> **ZITIERTER TEXTAUSZUG**:
---
Der Multiplikator ist allerdings nur auf die jährlich wiederkehrenden Aufwendungen anzuwenden (siehe Abbildung 1). Um eine aufwendige Trennung zwischen aufzubewahrenden und freiwillig aufbewahrten Unterlagen (für diese ist eine Rückstellungsbildung nicht möglich) nicht vornehmen zu müssen, erlaubt das Finanzamt einen pauschalen Abschlag von 20% auf die Kosten der Archivierung.

Rückstellung für die Aufbewahrung von Geschäftsunterlagen nach IFRS
Rückstellungen sind nach International Accounting Standard 37 (IAS 37) bei Vorliegen der nachfolgenden Tatbestandsmerkmale zu bilden:

  • gegenwärtige – rechtliche oder faktische – Außenverpflichtung
  • aufgrund eines vorhergegangenen Ereignisses
  • mit wahrscheinlichem Abfluss von Ressourcen
  • bei zuverlässiger Schätzungsmöglichkeit der Verpflichtung

Da eine gesetzliche oder vertragliche Aufbewahrungspflicht vorliegt, können Sie bei der Bewertung der Rückstellung nach IAS 37 auf eine Vollkostenbetrachtung abstellen und die Aufwendungen wie nach HGB ermitteln. Im Unterschied zum Steuerrecht müssen Sie jedoch grundsätzlich eine Abzinsung der Rückstellung in Höhe des Barwertes der erwarteten Ausgaben vornehmen, wobei Sie auf den aktuellen Kapitalmarktzins zurückgreifen können.

Hinweis: IAS 37 verlangt nur bei wesentlichen Effekten eine Abzinsung. Bei vielen Archivierungsrückstellungen kann in der Regel darauf verzichten werden.
---
> **GEGEBENES MATERIAL**:
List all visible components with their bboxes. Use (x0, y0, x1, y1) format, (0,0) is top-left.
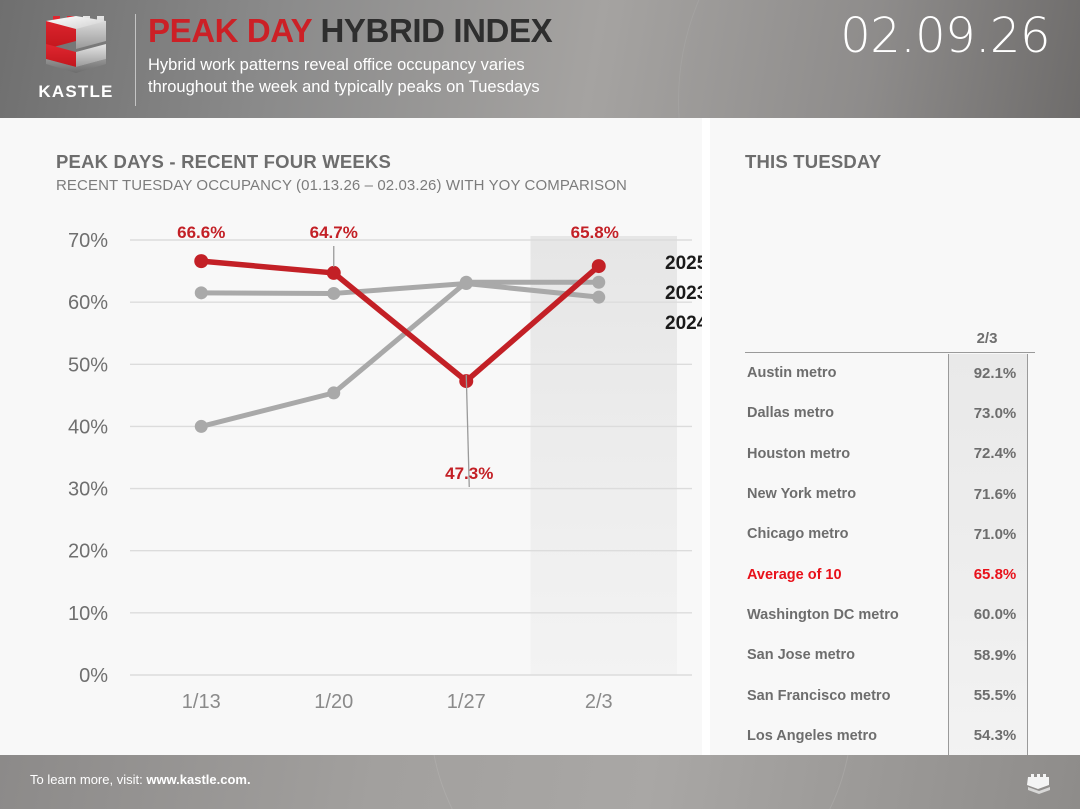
---
> **AUFGABEN**:
#1 Fassen Sie den Textauszug in drei Sätzen zusammen.
#2 Geben Sie bitte den Abschnitt von „Da eine gesetzliche“ bis „Kapitalmarktzins zurückgreifen können.“ aus dem Textauszug wortgetreu wieder.

> **LÖSUNGEN**:
#1 Steuerlich wird der Multiplikator nur auf die jährlich wiederkehrenden Aufwendungen angewendet, und das Finanzamt erlaubt einen pauschalen Abschlag von 20% auf die Archivierungskosten, damit aufzubewahrende und freiwillig aufbewahrte Unterlagen nicht getrennt werden müssen. Nach IAS 37 ist eine Rückstellung zu bilden, wenn eine gegenwärtige rechtliche oder faktische Außenverpflichtung aufgrund eines vorhergegangenen Ereignisses besteht, ein Abfluss von Ressourcen wahrscheinlich ist und sich die Verpflichtung zuverlässig schätzen lässt. Die Aufwendungen können dabei auf Vollkostenbasis wie nach HGB ermittelt werden, doch anders als im Steuerrecht ist die Rückstellung grundsätzlich auf den Barwert abzuzinsen, was IAS 37 allerdings nur bei wesentlichen Effekten verlangt.

#2
Da eine gesetzliche oder vertragliche Aufbewahrungspflicht vorliegt, können Sie bei der Bewertung der Rückstellung nach IAS 37 auf eine Vollkostenbetrachtung abstellen und die Aufwendungen wie nach HGB ermitteln. Im Unterschied zum Steuerrecht müssen Sie jedoch grundsätzlich eine Abzinsung der Rückstellung in Höhe des Barwertes der erwarteten Ausgaben vornehmen, wobei Sie auf den aktuellen Kapitalmarktzins zurückgreifen können.